* START *
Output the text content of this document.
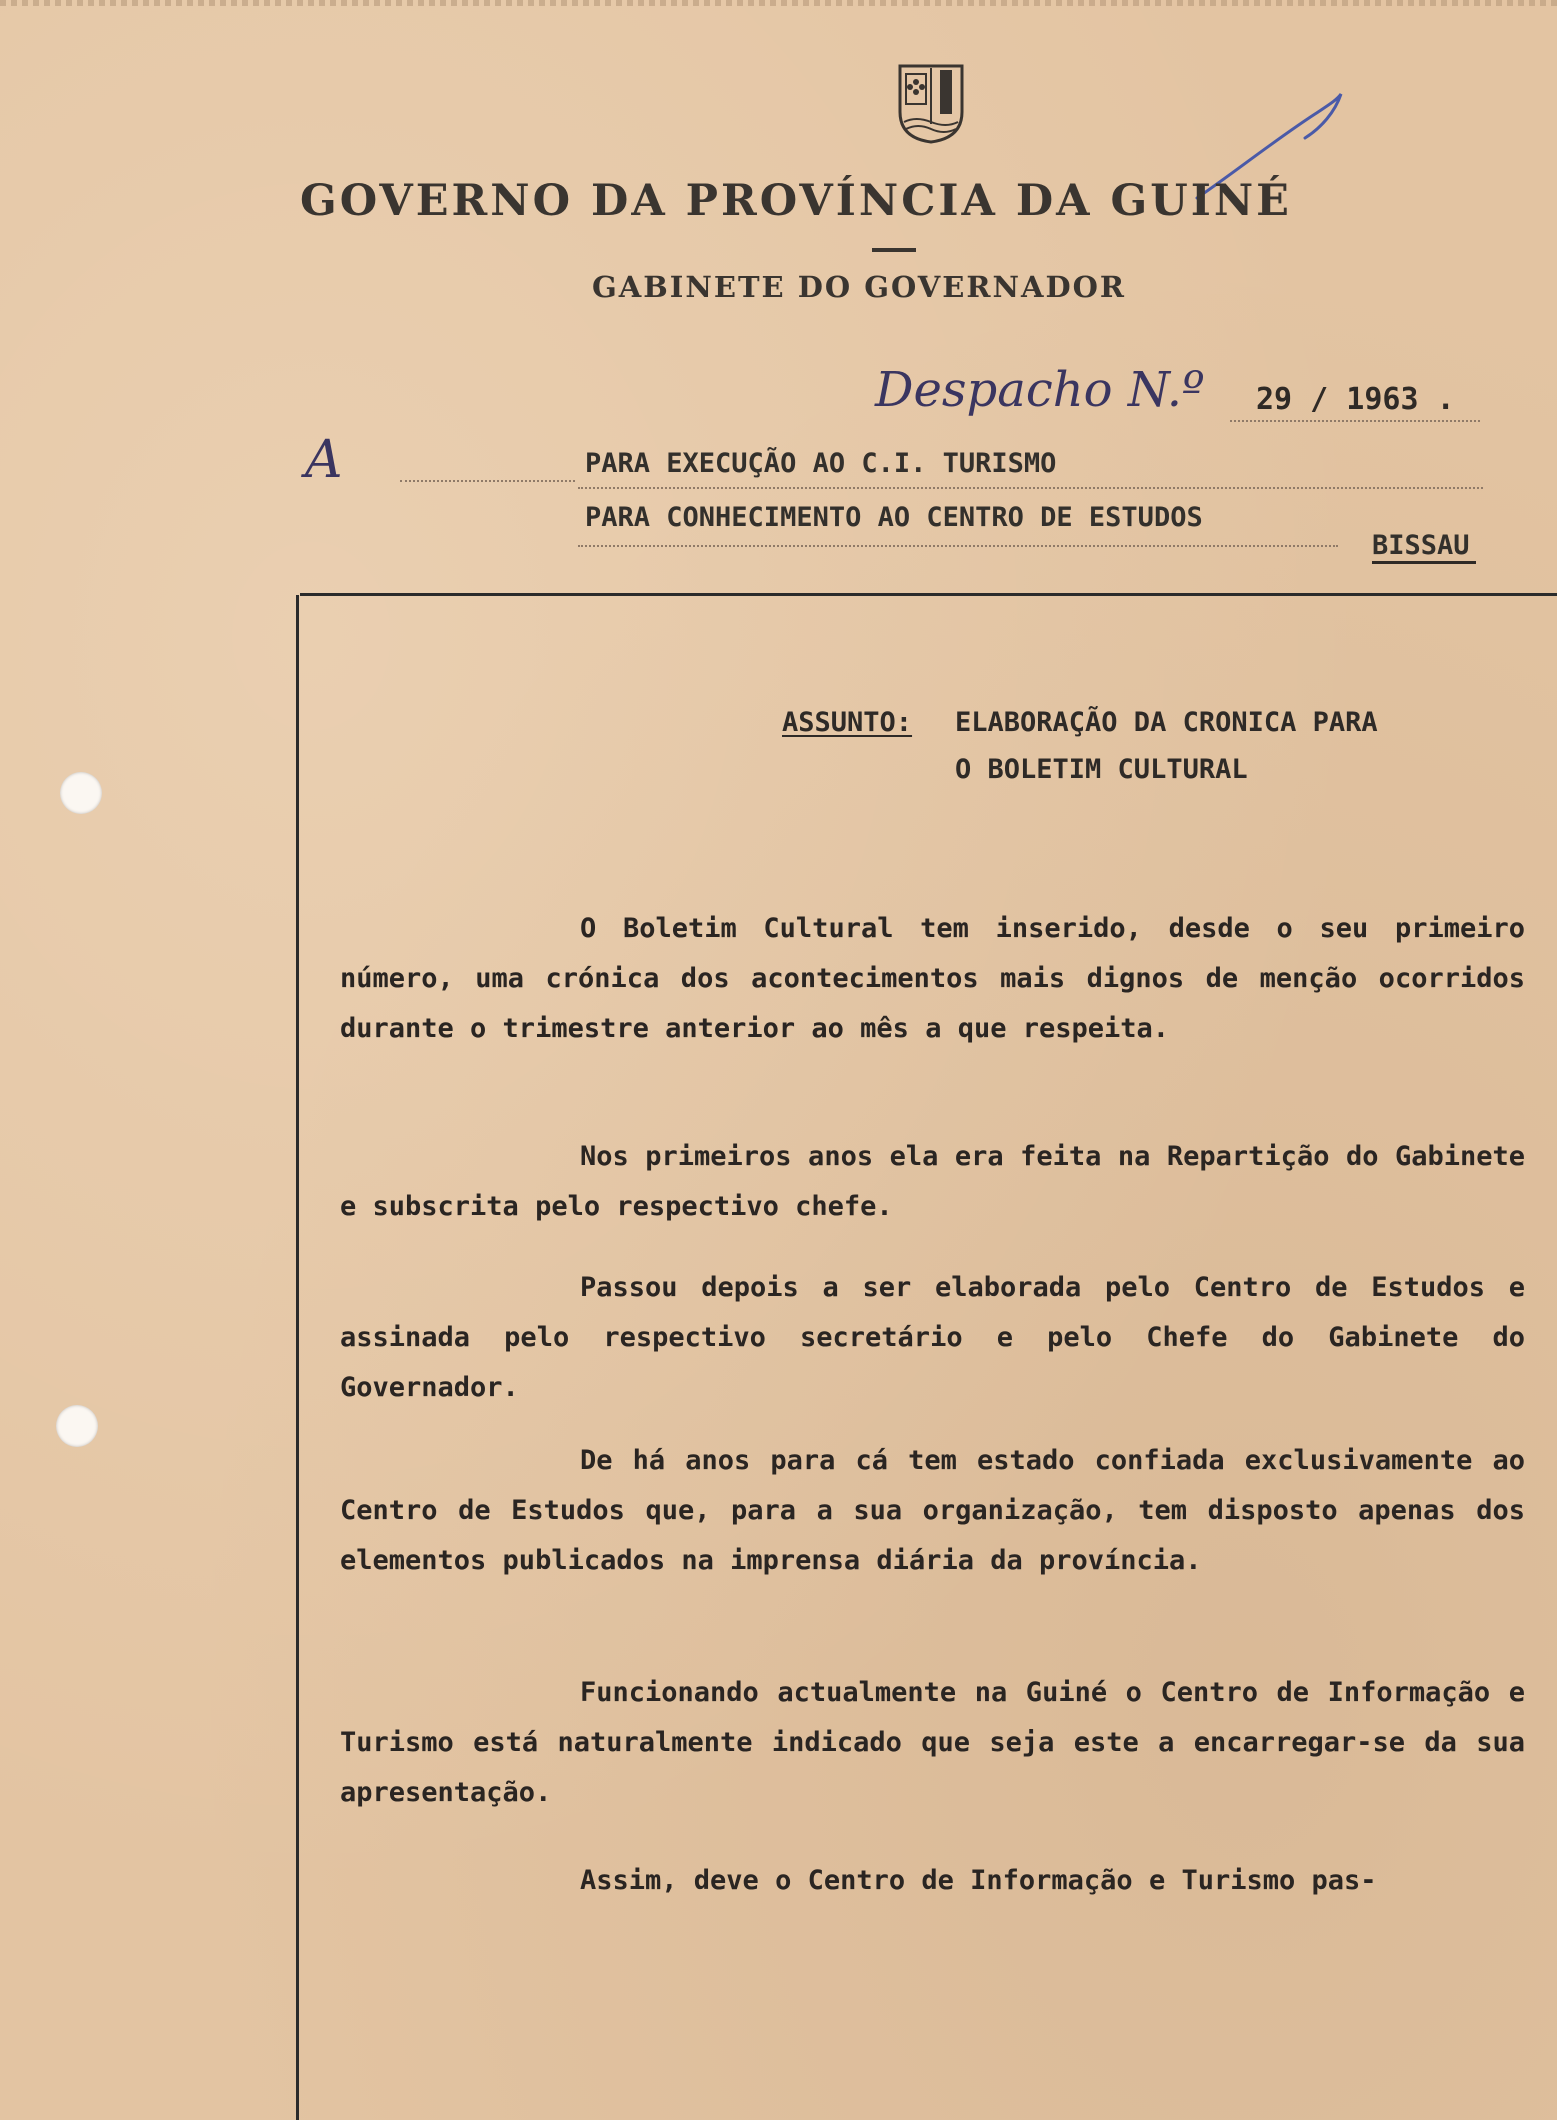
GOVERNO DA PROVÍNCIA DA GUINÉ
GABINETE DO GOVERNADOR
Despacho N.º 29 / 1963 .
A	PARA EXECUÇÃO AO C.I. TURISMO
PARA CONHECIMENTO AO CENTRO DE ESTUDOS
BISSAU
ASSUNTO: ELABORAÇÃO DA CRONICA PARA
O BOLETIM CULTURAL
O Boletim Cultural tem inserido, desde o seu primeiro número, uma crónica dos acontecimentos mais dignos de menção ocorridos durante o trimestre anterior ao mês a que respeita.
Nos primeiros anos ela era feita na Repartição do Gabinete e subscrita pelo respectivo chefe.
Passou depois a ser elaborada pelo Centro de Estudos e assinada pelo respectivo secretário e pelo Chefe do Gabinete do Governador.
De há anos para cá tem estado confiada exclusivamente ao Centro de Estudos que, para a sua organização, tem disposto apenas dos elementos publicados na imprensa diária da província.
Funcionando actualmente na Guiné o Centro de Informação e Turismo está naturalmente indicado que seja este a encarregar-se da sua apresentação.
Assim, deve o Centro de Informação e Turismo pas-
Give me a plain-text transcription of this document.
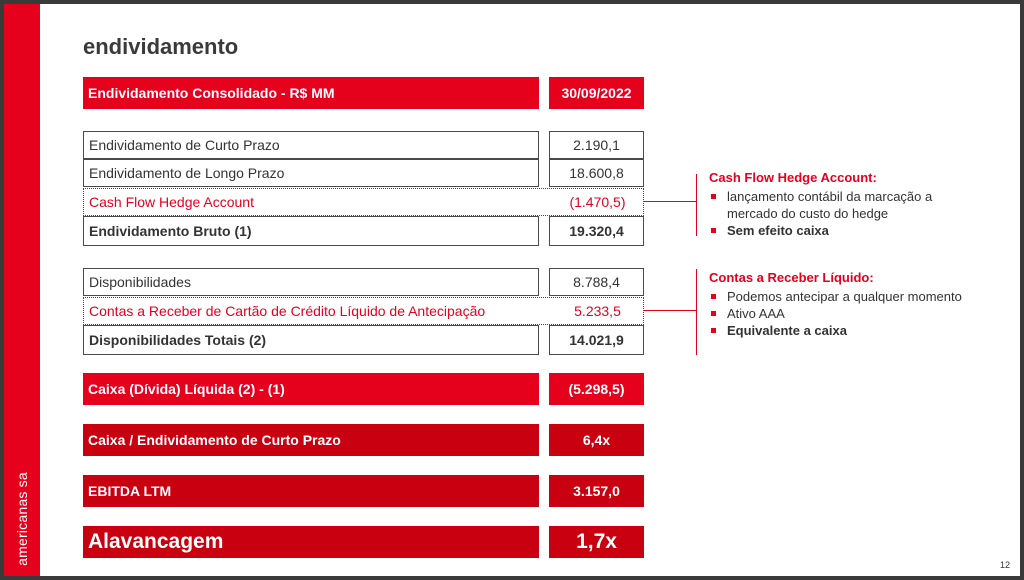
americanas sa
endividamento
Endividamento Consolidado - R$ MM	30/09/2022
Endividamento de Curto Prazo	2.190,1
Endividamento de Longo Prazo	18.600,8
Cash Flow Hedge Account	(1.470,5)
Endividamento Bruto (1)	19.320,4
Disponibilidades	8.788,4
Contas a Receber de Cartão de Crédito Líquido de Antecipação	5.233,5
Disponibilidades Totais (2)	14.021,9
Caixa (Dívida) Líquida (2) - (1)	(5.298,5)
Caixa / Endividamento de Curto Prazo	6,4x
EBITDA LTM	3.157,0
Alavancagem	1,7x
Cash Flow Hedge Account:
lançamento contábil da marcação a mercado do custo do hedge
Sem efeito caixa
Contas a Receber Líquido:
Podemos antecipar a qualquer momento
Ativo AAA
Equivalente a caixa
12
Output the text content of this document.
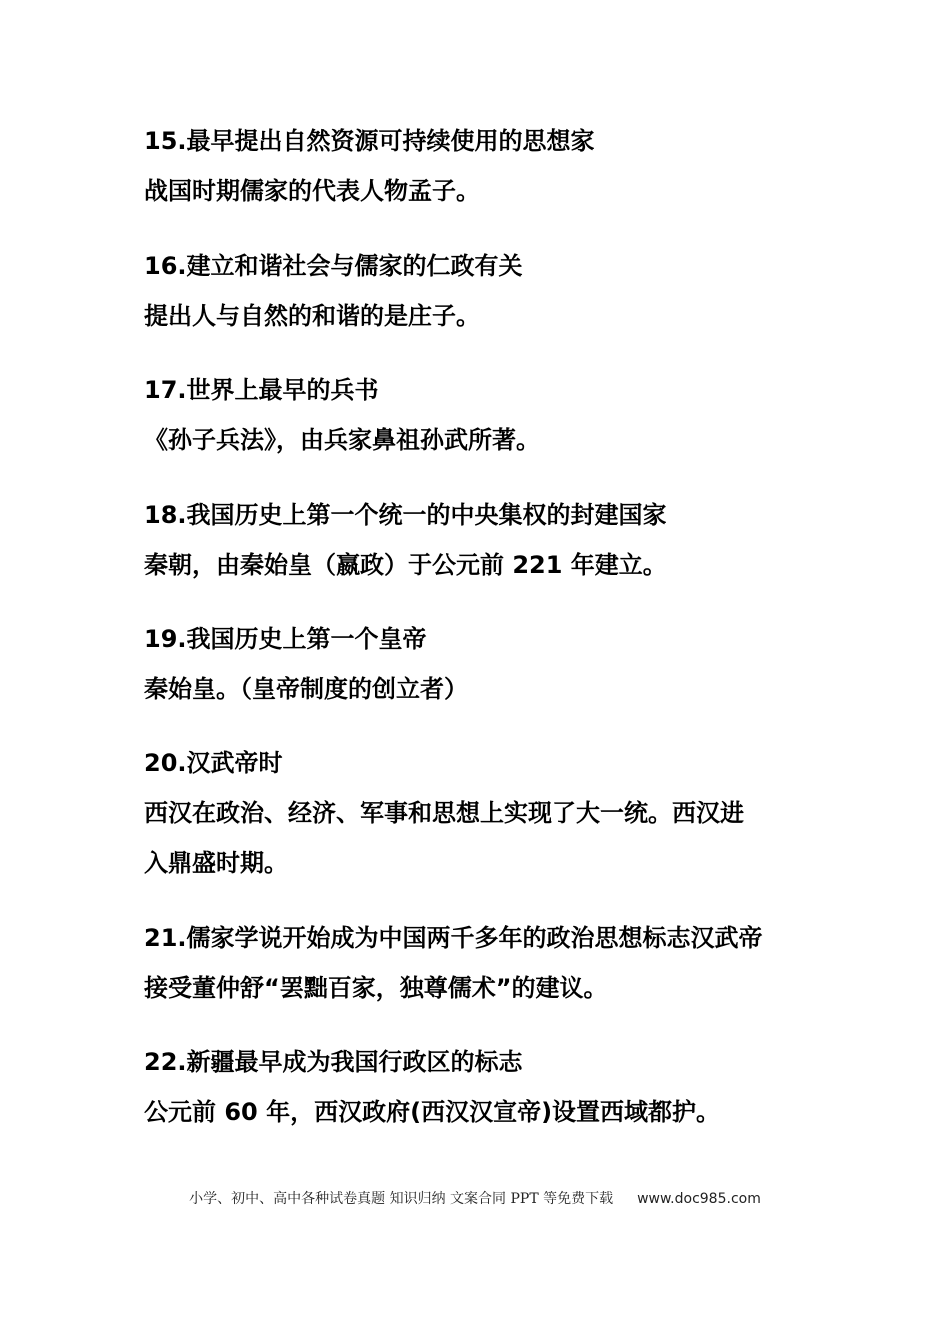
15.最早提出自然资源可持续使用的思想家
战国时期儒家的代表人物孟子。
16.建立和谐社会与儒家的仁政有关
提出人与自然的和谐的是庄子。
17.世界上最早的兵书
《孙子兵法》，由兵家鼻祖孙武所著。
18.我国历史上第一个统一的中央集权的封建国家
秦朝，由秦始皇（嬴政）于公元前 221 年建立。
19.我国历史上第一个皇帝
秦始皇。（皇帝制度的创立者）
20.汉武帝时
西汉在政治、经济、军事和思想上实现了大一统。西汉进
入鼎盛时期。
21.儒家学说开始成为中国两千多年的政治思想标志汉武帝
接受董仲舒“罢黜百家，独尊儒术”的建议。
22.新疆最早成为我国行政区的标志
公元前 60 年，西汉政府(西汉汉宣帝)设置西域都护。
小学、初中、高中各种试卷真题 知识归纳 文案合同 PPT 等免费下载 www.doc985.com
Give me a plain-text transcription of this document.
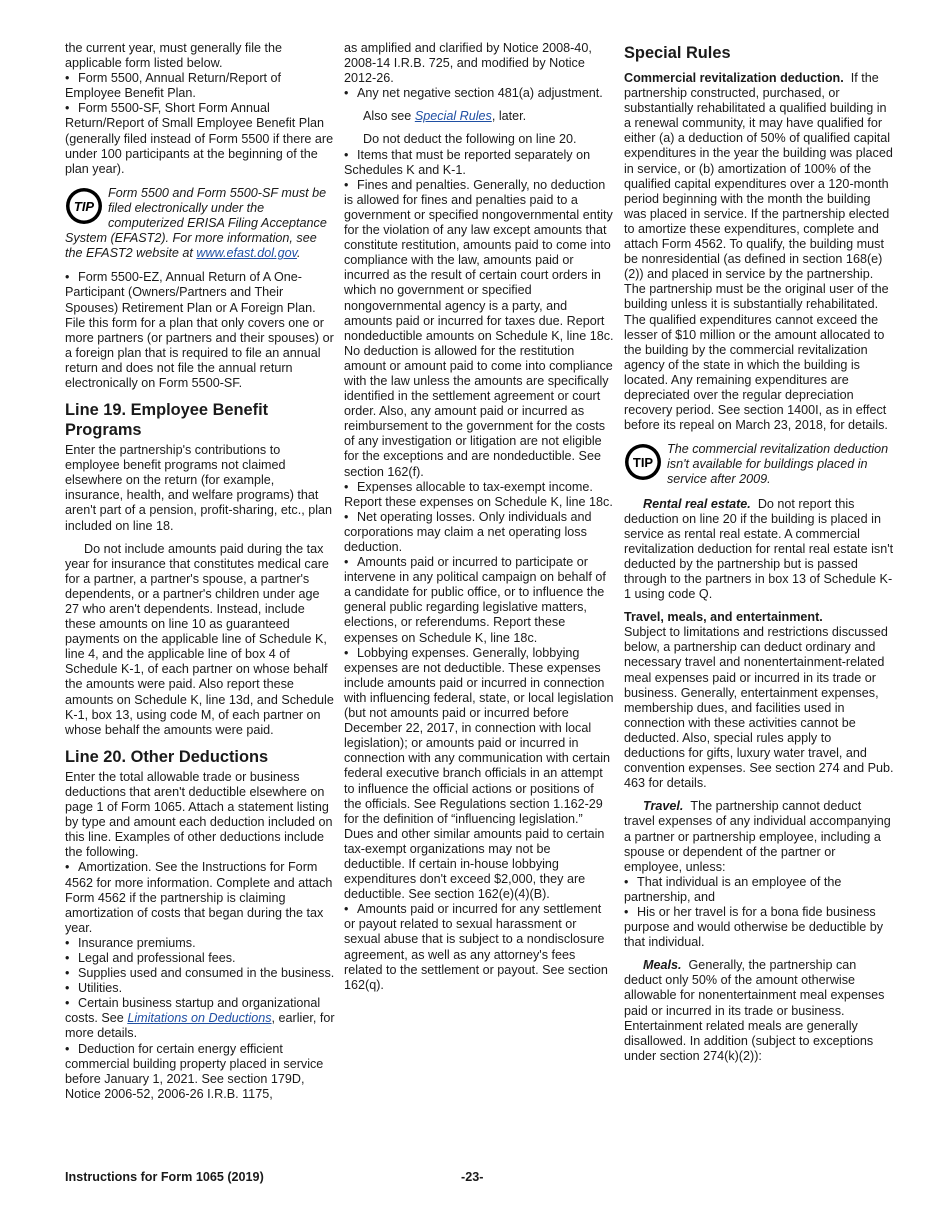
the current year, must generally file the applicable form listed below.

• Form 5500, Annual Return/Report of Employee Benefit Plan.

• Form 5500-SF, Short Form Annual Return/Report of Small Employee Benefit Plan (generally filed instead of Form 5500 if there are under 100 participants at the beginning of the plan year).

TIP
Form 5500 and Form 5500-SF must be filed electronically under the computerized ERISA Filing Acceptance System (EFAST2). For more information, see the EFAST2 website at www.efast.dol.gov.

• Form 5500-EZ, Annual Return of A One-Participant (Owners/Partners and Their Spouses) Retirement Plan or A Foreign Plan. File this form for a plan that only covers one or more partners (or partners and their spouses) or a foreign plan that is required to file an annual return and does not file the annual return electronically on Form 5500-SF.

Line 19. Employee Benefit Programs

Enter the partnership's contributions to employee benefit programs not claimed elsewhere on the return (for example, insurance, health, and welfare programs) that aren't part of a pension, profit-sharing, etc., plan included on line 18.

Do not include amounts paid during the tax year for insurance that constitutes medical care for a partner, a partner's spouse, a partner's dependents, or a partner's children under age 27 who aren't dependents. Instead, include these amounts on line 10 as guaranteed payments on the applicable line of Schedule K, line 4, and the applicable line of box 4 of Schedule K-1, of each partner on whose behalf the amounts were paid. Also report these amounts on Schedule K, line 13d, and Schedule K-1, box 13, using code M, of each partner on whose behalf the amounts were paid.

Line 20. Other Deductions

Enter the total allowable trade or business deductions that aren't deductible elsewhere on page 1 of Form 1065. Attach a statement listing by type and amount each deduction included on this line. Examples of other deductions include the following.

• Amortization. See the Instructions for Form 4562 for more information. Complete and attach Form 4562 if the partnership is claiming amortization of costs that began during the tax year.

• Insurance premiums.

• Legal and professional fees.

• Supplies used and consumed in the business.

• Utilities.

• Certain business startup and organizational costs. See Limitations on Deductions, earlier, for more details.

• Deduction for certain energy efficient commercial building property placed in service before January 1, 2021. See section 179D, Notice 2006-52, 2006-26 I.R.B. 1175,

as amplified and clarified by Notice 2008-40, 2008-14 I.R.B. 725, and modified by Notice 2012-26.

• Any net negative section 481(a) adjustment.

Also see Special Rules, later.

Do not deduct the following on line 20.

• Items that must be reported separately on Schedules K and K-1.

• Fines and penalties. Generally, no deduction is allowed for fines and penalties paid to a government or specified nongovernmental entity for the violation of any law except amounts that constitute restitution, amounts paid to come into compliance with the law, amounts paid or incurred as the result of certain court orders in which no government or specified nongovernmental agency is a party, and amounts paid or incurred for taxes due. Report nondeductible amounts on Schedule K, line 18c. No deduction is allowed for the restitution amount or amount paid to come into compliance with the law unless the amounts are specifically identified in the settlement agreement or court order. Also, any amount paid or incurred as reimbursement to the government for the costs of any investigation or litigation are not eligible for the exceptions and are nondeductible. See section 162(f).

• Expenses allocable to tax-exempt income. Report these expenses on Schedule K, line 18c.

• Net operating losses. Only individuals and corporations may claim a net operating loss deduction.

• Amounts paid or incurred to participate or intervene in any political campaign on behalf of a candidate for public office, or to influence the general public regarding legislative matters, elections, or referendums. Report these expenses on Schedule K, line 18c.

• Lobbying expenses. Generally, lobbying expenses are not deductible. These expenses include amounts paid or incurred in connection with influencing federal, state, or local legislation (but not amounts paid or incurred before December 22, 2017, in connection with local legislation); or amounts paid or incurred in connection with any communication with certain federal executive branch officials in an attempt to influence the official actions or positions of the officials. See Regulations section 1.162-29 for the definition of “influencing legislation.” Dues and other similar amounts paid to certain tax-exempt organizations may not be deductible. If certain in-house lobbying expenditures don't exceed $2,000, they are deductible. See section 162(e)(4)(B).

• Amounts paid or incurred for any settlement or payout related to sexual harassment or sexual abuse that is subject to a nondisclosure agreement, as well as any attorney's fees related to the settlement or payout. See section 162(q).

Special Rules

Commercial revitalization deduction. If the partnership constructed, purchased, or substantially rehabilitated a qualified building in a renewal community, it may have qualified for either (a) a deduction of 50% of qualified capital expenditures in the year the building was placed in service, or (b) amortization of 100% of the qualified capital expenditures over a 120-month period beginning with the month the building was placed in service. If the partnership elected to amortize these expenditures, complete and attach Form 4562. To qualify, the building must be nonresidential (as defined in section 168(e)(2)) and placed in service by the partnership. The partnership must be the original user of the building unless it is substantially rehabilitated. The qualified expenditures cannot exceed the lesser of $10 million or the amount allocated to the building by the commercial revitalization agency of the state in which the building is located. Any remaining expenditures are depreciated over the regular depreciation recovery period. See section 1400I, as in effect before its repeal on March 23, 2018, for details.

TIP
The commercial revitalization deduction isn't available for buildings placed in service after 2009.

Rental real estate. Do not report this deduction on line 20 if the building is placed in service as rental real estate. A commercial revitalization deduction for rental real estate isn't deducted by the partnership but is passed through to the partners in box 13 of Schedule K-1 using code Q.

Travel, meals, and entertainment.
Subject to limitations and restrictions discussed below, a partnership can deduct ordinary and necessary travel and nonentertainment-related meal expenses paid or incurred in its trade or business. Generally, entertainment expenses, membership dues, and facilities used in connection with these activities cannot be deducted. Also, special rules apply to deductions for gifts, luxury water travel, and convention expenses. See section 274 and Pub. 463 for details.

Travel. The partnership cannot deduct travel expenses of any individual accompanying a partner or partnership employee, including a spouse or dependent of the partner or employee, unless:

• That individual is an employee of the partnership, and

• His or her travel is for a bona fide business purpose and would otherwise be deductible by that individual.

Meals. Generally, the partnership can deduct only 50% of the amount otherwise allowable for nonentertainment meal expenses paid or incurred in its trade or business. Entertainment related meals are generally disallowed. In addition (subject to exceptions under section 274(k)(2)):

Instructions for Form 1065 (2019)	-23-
* END *
▸ Given instruction
From the listing, copy each line containing the word "respectivo".

▸ Answer
Nos primeiros anos ela era feita na Repartição do Gabinete e subscrita pelo respectivo chefe.
Passou depois a ser elaborada pelo Centro de Estudos e assinada pelo respectivo secretário e pelo Chefe do Gabinete do Governador.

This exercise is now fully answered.